■ TEXTO FORNECIDO ■
• • • • •

Análise: Tales from Nevermore

Tales from Nevermore, de Pedro N. e Manuel Monteiro - Ala dos Livros

Tales from Nevermore, de Pedro N. e Manuel Monteiro - Ala dos Livros
Tales from Nevermore, de Pedro N. e Manuel Monteiro

Sempre que um artista apresenta a sua obra de estreia ao público, seja um músico com o seu primeiro álbum, seja um realizador com o seu primeiro filme, seja um fotógrafo com a sua primeira exposição de fotografia, seja um escultor com a sua primeira peça esculpida ou seja um autor de banda desenhada com a sua primeira BD, independentemente da qualidade dessa mesma obra, pode fazê-lo de um modo promissor, embora tímido, ou de uma forma retumbante, confiante, orgulhosa, que não deixa ninguém indiferente. Depois desta introdução, deixei-vos a pensar no álbum de estreia da vossa banda preferida? Ou no primeiro filme do realizador que vos enche as medidas? Pois bem, estou a falar concretamente de Tales from Nevermore, a BD de estreia dos portugueses Pedro N. (AKA Pedro Nascimento) e Manuel Monteiro, editada há algumas semanas pela editora Ala dos Livros.

Tales from Nevermore, de Pedro N. e Manuel Monteiro - Ala dos Livros
À semelhança de um Appetite for Destruction, o álbum de estreia dos Guns N' Roses que, curiosamente, festejou ontem os seus 38 anos de existência, e que, mesmo sendo o primeiro álbum de uma banda de jovens músicos, tomou de assalto o rock n roll para sempre desde o dia do seu lançamento original, também Tales From Nevermore tem a energia, a juventude, a ousadia, o talento, a infâmia, a noção do clássico e, pelo menos, o potencial de ser uma primeira obra que abala o meio nacional, neste caso, a banda desenhada portuguesa. Aliás, até gostava de estar enganado - pois isso significaria que o talento nacional é ainda maior do que aquilo que já é -, mas custa-me a crer que, em 2025, Tales From Nevermore não seja a obra revelação da banda desenhada portuguesa.

• • • • •

■ DADOS FORNECIDOS ■
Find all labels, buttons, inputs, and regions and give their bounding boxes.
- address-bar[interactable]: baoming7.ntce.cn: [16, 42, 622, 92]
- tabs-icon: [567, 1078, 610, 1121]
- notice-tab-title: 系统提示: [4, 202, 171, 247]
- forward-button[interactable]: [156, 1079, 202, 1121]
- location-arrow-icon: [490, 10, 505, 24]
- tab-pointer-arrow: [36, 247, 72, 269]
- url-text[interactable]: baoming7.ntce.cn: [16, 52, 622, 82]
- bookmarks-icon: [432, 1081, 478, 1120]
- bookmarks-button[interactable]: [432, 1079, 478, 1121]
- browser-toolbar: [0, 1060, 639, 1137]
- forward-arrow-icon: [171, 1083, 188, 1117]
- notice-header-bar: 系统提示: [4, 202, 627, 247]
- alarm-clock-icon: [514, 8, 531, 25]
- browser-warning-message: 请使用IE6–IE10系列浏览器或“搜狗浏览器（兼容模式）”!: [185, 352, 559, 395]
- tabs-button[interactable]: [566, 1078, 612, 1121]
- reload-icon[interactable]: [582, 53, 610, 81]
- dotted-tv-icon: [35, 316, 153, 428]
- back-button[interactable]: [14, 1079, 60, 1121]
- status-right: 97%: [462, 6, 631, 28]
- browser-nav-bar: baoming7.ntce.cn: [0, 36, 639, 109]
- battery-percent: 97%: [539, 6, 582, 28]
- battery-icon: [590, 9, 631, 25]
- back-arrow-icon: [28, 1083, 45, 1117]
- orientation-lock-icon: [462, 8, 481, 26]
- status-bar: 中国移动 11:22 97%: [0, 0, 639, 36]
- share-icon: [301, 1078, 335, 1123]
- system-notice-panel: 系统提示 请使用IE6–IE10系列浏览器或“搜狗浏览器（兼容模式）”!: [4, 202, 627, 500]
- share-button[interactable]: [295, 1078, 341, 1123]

• • • • •

■ PARTES DO EXERCÍCIO ■
(1) Responde a estas perguntas sobre a análise de Tales from Nevermore:
(a) Que editora publicou Tales from Nevermore?
(b) Que outro nome de Pedro N. aparece no texto?
(c) Quantos anos de existência festejou Appetite for Destruction no dia anterior ao da análise?
(2) Por favor, dá a continuação da análise de Tales from Nevermore, começando a seguir à última frase apresentada.
Os registos não têm qualquer papel nesta parte.

■ RESPOSTAS POR TAREFA ■
(1)
(a) Ala dos Livros.
(b) Pedro Nascimento.
(c) 38 anos.

(2)
Esta é uma antologia de histórias curtas de terror que se destaca desde as primeiras páginas pela sua qualidade surpreendente e coesão narrativa. Através da figura de Vincent, um corvo carismático e sombrio que nos serve de anfitrião, um cicerone que nos acompanha por contos tenebrosos e desconfortáveis, os autores levam-nos numa visita ao misterioso cemitério de Nevermore, onde cada campa esconde um conto trágico, macabro e profundamente humano. Esta estrutura narrativa que recorre ao corvo como conector entre histórias é algo que, logo à partida, funciona muito bem para unir os pontos e fazer com que o livro suba de patamar narrativo, já que é um truque perfeito, um bom artifício que se revela o verdadeiro cimento capaz de bem unir as seis histórias aqui presentes, transformando a obra numa experiência imersiva, contínua e verdadeiramente cinematográfica. Em vez de um conjunto de seis histórias, o livro passa, portanto, a ser uma "história grande" que se espraia em seis histórias mais curtas... e tudo graças à vertente catalizadora da personagem de Vincent. E logo aqui, fiquei conquistado.

Tales from Nevermore, de Pedro N. e Manuel Monteiro - Ala dos Livros
Vincent é o narrador omnipresente, com um toque irónico e lúgubre, que surge, pois, como a ponte entre cada conto e confere ao livro uma continuidade quase teatral. Essa “cola” narrativa faz com que a antologia se leia como um todo coeso, e não como uma mera compilação de histórias. Ainda recentemente joguei na PlayStation alguns dos videojogos The Dark Pictures Anthology, em que também temos a presença de um narrador presente que tão bem nos mergulha nas histórias de terror, e não pude deixar de fazer ligações mentais entre esses videojogos e este Tales From Nevermore. Mas claro que outra referência que vem à memória quando lemos esta BD é a série televisiva Tales from the Crypt., que também tinha um narrador que dialogava connosco enquanto nos ajudava a mergulhar nas várias histórias de terror.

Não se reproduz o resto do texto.